Source data
════════════════
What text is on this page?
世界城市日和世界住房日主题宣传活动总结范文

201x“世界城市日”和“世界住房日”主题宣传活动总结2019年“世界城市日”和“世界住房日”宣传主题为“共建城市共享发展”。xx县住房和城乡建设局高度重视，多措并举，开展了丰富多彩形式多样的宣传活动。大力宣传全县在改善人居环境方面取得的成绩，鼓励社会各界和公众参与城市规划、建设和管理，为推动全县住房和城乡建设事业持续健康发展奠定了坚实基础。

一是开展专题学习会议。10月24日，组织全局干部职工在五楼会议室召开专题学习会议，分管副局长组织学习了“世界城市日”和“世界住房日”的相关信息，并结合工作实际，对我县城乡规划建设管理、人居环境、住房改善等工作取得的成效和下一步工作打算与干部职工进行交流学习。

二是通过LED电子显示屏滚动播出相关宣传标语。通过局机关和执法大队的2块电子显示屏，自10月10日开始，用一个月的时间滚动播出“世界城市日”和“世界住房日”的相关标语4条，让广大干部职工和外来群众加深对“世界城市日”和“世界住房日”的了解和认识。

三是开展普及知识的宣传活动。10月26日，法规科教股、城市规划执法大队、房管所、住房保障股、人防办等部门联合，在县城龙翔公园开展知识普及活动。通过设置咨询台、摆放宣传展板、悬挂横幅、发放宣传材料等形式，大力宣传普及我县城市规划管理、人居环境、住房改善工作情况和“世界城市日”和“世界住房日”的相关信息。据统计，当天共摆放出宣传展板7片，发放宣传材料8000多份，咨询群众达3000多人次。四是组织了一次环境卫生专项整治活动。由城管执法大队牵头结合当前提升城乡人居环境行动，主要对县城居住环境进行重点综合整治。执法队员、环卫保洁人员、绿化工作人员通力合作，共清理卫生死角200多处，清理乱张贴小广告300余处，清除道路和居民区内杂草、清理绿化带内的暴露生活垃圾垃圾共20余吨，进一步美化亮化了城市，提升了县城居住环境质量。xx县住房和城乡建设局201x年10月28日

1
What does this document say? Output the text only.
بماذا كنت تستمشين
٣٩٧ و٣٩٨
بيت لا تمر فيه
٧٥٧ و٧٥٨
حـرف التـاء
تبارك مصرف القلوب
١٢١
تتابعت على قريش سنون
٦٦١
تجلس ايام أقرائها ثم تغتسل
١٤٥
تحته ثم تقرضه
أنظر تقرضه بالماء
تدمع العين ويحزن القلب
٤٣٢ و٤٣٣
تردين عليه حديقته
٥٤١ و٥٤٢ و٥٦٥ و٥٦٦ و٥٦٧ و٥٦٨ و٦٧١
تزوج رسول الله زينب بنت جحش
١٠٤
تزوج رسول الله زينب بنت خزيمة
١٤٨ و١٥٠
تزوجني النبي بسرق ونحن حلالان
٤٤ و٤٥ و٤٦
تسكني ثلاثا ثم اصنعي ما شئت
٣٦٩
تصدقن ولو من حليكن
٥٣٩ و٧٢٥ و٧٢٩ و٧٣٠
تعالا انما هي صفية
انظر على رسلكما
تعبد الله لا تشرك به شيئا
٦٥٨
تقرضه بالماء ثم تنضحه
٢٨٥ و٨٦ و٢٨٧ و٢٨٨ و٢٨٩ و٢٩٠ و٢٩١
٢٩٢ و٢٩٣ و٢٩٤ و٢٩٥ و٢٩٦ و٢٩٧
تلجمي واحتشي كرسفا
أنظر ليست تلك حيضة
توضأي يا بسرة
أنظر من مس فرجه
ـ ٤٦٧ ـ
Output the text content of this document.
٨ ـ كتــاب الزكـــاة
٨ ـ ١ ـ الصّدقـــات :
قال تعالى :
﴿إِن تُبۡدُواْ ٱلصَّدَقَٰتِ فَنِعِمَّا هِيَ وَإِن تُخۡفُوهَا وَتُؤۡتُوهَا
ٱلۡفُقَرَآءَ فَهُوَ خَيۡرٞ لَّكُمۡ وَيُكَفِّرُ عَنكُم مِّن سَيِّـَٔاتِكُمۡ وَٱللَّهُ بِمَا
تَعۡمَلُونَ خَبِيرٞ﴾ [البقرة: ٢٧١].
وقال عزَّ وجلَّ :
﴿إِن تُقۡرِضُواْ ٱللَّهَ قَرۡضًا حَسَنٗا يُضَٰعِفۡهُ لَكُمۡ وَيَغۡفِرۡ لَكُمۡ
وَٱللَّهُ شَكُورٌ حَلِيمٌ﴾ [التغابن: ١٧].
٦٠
════════════════
Each line above is to be repeated exactly.

What text is on this page?
世界城市日和世界住房日主题宣传活动总结范文

201x“世界城市日”和“世界住房日”主题宣传活动总结2019年“世界城市日”和“世界住房日”宣传主题为“共建城市共享发展”。xx县住房和城乡建设局高度重视，多措并举，开展了丰富多彩形式多样的宣传活动。大力宣传全县在改善人居环境方面取得的成绩，鼓励社会各界和公众参与城市规划、建设和管理，为推动全县住房和城乡建设事业持续健康发展奠定了坚实基础。

一是开展专题学习会议。10月24日，组织全局干部职工在五楼会议室召开专题学习会议，分管副局长组织学习了“世界城市日”和“世界住房日”的相关信息，并结合工作实际，对我县城乡规划建设管理、人居环境、住房改善等工作取得的成效和下一步工作打算与干部职工进行交流学习。

二是通过LED电子显示屏滚动播出相关宣传标语。通过局机关和执法大队的2块电子显示屏，自10月10日开始，用一个月的时间滚动播出“世界城市日”和“世界住房日”的相关标语4条，让广大干部职工和外来群众加深对“世界城市日”和“世界住房日”的了解和认识。

三是开展普及知识的宣传活动。10月26日，法规科教股、城市规划执法大队、房管所、住房保障股、人防办等部门联合，在县城龙翔公园开展知识普及活动。通过设置咨询台、摆放宣传展板、悬挂横幅、发放宣传材料等形式，大力宣传普及我县城市规划管理、人居环境、住房改善工作情况和“世界城市日”和“世界住房日”的相关信息。据统计，当天共摆放出宣传展板7片，发放宣传材料8000多份，咨询群众达3000多人次。四是组织了一次环境卫生专项整治活动。由城管执法大队牵头结合当前提升城乡人居环境行动，主要对县城居住环境进行重点综合整治。执法队员、环卫保洁人员、绿化工作人员通力合作，共清理卫生死角200多处，清理乱张贴小广告300余处，清除道路和居民区内杂草、清理绿化带内的暴露生活垃圾垃圾共20余吨，进一步美化亮化了城市，提升了县城居住环境质量。xx县住房和城乡建设局201x年10月28日

1
What does this document say? Output the text only.
بماذا كنت تستمشين
٣٩٧ و٣٩٨
بيت لا تمر فيه
٧٥٧ و٧٥٨
حـرف التـاء
تبارك مصرف القلوب
١٢١
تتابعت على قريش سنون
٦٦١
تجلس ايام أقرائها ثم تغتسل
١٤٥
تحته ثم تقرضه
أنظر تقرضه بالماء
تدمع العين ويحزن القلب
٤٣٢ و٤٣٣
تردين عليه حديقته
٥٤١ و٥٤٢ و٥٦٥ و٥٦٦ و٥٦٧ و٥٦٨ و٦٧١
تزوج رسول الله زينب بنت جحش
١٠٤
تزوج رسول الله زينب بنت خزيمة
١٤٨ و١٥٠
تزوجني النبي بسرق ونحن حلالان
٤٤ و٤٥ و٤٦
تسكني ثلاثا ثم اصنعي ما شئت
٣٦٩
تصدقن ولو من حليكن
٥٣٩ و٧٢٥ و٧٢٩ و٧٣٠
تعالا انما هي صفية
انظر على رسلكما
تعبد الله لا تشرك به شيئا
٦٥٨
تقرضه بالماء ثم تنضحه
٢٨٥ و٨٦ و٢٨٧ و٢٨٨ و٢٨٩ و٢٩٠ و٢٩١
٢٩٢ و٢٩٣ و٢٩٤ و٢٩٥ و٢٩٦ و٢٩٧
تلجمي واحتشي كرسفا
أنظر ليست تلك حيضة
توضأي يا بسرة
أنظر من مس فرجه
ـ ٤٦٧ ـ
Output the text content of this document.
٨ ـ كتــاب الزكـــاة
٨ ـ ١ ـ الصّدقـــات :
قال تعالى :
﴿إِن تُبۡدُواْ ٱلصَّدَقَٰتِ فَنِعِمَّا هِيَ وَإِن تُخۡفُوهَا وَتُؤۡتُوهَا
ٱلۡفُقَرَآءَ فَهُوَ خَيۡرٞ لَّكُمۡ وَيُكَفِّرُ عَنكُم مِّن سَيِّـَٔاتِكُمۡ وَٱللَّهُ بِمَا
تَعۡمَلُونَ خَبِيرٞ﴾ [البقرة: ٢٧١].
وقال عزَّ وجلَّ :
﴿إِن تُقۡرِضُواْ ٱللَّهَ قَرۡضًا حَسَنٗا يُضَٰعِفۡهُ لَكُمۡ وَيَغۡفِرۡ لَكُمۡ
وَٱللَّهُ شَكُورٌ حَلِيمٌ﴾ [التغابن: ١٧].
٦٠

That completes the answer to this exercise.